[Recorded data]
........

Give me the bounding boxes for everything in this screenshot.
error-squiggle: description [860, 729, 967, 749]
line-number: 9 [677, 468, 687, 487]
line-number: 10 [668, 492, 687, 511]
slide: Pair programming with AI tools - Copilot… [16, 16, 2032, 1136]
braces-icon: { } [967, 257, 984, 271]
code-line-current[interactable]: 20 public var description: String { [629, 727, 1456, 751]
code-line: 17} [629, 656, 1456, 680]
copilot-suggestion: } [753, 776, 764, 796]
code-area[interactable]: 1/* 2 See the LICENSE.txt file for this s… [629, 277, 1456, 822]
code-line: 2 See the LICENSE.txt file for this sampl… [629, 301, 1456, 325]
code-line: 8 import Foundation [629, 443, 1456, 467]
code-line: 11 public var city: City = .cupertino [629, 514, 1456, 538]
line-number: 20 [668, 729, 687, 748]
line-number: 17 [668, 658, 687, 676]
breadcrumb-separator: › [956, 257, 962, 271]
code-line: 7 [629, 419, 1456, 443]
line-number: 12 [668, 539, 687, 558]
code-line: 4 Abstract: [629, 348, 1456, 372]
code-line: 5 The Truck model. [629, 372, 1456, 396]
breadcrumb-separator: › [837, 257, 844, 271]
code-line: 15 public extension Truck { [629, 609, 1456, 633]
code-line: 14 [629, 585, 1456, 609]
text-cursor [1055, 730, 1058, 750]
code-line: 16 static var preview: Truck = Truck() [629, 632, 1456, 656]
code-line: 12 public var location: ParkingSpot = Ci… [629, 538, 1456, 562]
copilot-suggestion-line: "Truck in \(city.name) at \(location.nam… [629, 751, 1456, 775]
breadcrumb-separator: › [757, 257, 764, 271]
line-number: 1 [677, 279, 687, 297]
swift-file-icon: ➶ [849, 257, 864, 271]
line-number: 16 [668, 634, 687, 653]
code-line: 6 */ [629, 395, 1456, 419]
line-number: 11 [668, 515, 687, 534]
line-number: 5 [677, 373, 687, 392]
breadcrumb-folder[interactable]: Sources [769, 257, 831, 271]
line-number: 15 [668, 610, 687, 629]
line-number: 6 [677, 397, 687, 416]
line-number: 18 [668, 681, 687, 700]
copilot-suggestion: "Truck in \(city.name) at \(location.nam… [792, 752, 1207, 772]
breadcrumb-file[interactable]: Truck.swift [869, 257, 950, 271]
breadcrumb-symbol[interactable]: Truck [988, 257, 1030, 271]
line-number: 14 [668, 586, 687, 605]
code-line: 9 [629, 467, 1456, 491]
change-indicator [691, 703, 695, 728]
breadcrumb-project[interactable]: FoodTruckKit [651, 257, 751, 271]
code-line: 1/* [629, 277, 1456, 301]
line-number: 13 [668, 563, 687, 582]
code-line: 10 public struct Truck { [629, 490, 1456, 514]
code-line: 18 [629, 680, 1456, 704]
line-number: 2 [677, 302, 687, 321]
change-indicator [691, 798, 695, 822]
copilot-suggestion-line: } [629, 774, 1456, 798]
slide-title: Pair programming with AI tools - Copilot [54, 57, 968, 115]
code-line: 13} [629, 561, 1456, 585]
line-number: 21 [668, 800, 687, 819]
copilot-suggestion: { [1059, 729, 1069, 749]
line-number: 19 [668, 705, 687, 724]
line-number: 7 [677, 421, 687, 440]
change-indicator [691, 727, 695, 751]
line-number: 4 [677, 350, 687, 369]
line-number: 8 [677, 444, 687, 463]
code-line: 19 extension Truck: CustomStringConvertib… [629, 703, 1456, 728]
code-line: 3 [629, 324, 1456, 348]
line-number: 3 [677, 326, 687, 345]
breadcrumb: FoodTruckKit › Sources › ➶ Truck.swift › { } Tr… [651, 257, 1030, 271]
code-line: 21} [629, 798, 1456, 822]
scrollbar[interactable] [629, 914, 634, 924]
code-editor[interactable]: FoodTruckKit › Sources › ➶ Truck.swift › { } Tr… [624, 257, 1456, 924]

........

■ SET EXERCISE
Reproduce the lines of the recorded data verbatim, starting at the first line and ending at the line that contains "line-number: 5 [677, 373, 687, 392]", with both of those lines included.

■ WRITTEN ANSWER
Give me the bounding boxes for everything in this screenshot.
error-squiggle: description [860, 729, 967, 749]
line-number: 9 [677, 468, 687, 487]
line-number: 10 [668, 492, 687, 511]
slide: Pair programming with AI tools - Copilot… [16, 16, 2032, 1136]
braces-icon: { } [967, 257, 984, 271]
code-line-current[interactable]: 20 public var description: String { [629, 727, 1456, 751]
code-line: 17} [629, 656, 1456, 680]
copilot-suggestion: } [753, 776, 764, 796]
code-area[interactable]: 1/* 2 See the LICENSE.txt file for this s… [629, 277, 1456, 822]
code-line: 2 See the LICENSE.txt file for this sampl… [629, 301, 1456, 325]
code-line: 8 import Foundation [629, 443, 1456, 467]
code-line: 11 public var city: City = .cupertino [629, 514, 1456, 538]
line-number: 20 [668, 729, 687, 748]
line-number: 17 [668, 658, 687, 676]
breadcrumb-separator: › [956, 257, 962, 271]
code-line: 7 [629, 419, 1456, 443]
line-number: 12 [668, 539, 687, 558]
code-line: 4 Abstract: [629, 348, 1456, 372]
code-line: 5 The Truck model. [629, 372, 1456, 396]
breadcrumb-separator: › [837, 257, 844, 271]
code-line: 15 public extension Truck { [629, 609, 1456, 633]
code-line: 14 [629, 585, 1456, 609]
text-cursor [1055, 730, 1058, 750]
code-line: 16 static var preview: Truck = Truck() [629, 632, 1456, 656]
code-line: 12 public var location: ParkingSpot = Ci… [629, 538, 1456, 562]
copilot-suggestion-line: "Truck in \(city.name) at \(location.nam… [629, 751, 1456, 775]
breadcrumb-separator: › [757, 257, 764, 271]
line-number: 1 [677, 279, 687, 297]
swift-file-icon: ➶ [849, 257, 864, 271]
line-number: 16 [668, 634, 687, 653]
code-line: 6 */ [629, 395, 1456, 419]
line-number: 11 [668, 515, 687, 534]
line-number: 5 [677, 373, 687, 392]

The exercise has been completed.